§ **Task details**
Scan the records below. List lines holding "name".

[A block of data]

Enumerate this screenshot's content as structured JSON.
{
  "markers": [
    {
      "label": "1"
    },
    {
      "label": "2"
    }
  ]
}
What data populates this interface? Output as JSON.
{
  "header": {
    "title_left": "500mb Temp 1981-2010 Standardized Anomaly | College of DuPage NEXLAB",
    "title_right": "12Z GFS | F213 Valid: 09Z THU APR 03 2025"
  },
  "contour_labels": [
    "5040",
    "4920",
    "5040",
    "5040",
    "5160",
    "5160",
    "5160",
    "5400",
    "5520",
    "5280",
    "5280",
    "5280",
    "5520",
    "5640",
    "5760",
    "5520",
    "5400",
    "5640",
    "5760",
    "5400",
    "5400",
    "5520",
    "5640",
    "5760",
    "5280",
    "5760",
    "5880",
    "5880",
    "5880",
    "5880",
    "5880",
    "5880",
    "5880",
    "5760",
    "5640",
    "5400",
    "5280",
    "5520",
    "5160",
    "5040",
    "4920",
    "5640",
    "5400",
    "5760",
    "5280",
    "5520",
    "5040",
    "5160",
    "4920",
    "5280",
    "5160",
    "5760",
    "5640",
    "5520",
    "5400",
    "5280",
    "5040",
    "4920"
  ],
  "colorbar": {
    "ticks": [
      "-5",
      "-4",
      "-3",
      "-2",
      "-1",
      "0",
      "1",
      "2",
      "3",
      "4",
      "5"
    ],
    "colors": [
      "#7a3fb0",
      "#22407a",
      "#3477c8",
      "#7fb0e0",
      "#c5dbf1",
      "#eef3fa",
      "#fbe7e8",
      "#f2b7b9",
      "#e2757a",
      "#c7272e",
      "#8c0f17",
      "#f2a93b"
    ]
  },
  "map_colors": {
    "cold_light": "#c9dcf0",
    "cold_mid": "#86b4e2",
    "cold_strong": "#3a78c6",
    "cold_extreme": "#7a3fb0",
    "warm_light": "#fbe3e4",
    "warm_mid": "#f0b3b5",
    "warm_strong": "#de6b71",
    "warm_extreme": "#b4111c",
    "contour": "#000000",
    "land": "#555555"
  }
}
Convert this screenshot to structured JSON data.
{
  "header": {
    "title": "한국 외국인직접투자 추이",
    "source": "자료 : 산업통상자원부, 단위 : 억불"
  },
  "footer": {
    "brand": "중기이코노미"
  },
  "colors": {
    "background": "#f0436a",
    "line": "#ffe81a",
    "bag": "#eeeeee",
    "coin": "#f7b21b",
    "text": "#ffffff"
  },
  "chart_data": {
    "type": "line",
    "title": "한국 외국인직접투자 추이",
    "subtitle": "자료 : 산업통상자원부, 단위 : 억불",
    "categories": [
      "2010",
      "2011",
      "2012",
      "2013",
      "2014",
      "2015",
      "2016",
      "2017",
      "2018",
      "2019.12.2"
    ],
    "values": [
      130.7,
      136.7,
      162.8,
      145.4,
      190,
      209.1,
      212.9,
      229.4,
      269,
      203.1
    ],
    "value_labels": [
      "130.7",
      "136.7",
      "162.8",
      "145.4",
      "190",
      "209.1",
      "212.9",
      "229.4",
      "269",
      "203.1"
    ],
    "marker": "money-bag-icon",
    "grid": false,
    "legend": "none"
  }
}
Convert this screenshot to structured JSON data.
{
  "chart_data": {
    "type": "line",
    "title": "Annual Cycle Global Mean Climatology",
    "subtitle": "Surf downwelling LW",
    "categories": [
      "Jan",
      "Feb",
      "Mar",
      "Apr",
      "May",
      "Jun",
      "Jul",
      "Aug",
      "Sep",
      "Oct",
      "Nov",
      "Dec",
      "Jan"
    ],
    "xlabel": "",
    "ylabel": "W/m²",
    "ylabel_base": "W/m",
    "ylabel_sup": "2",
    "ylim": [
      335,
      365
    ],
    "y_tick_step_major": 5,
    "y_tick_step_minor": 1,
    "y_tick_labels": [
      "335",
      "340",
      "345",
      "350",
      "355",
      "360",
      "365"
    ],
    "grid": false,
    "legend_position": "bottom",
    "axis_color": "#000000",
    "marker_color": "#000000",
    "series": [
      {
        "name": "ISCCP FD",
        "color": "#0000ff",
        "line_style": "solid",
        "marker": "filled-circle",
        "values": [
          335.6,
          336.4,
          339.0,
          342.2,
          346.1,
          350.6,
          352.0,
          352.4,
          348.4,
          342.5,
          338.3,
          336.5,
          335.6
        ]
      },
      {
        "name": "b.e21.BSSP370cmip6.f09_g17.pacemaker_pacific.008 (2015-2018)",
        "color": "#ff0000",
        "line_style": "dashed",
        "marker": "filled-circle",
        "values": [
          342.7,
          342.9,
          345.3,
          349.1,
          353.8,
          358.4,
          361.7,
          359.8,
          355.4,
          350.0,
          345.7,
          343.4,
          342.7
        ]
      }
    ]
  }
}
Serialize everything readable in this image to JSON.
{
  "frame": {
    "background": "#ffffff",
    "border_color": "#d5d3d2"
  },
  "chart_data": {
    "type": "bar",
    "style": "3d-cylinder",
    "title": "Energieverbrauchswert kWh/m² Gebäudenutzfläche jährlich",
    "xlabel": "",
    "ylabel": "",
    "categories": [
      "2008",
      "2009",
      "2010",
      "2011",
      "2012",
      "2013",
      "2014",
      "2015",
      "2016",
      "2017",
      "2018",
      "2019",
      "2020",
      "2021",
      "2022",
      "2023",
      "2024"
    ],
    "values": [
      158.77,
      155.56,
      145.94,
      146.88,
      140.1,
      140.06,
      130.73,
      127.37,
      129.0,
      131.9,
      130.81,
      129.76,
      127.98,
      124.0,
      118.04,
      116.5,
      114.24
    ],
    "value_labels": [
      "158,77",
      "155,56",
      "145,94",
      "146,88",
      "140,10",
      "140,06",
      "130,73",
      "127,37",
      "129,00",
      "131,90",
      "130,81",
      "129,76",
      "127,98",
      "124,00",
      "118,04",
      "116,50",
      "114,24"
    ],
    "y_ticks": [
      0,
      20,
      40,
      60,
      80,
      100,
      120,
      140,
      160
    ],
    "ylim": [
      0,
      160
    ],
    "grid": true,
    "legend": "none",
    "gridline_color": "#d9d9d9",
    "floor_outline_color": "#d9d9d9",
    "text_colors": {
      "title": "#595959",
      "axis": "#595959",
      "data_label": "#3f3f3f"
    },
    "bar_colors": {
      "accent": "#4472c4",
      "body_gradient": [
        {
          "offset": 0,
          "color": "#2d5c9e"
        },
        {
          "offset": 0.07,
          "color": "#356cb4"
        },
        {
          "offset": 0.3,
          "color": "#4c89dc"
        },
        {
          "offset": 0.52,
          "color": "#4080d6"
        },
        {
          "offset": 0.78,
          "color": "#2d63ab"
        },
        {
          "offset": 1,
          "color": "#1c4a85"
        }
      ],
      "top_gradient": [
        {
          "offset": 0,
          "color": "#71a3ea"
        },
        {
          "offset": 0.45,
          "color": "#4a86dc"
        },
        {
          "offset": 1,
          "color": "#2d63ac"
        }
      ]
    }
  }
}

§ **Exercise answer**
        "name": "ISCCP FD",
        "name": "b.e21.BSSP370cmip6.f09_g17.pacemaker_pacific.008 (2015-2018)",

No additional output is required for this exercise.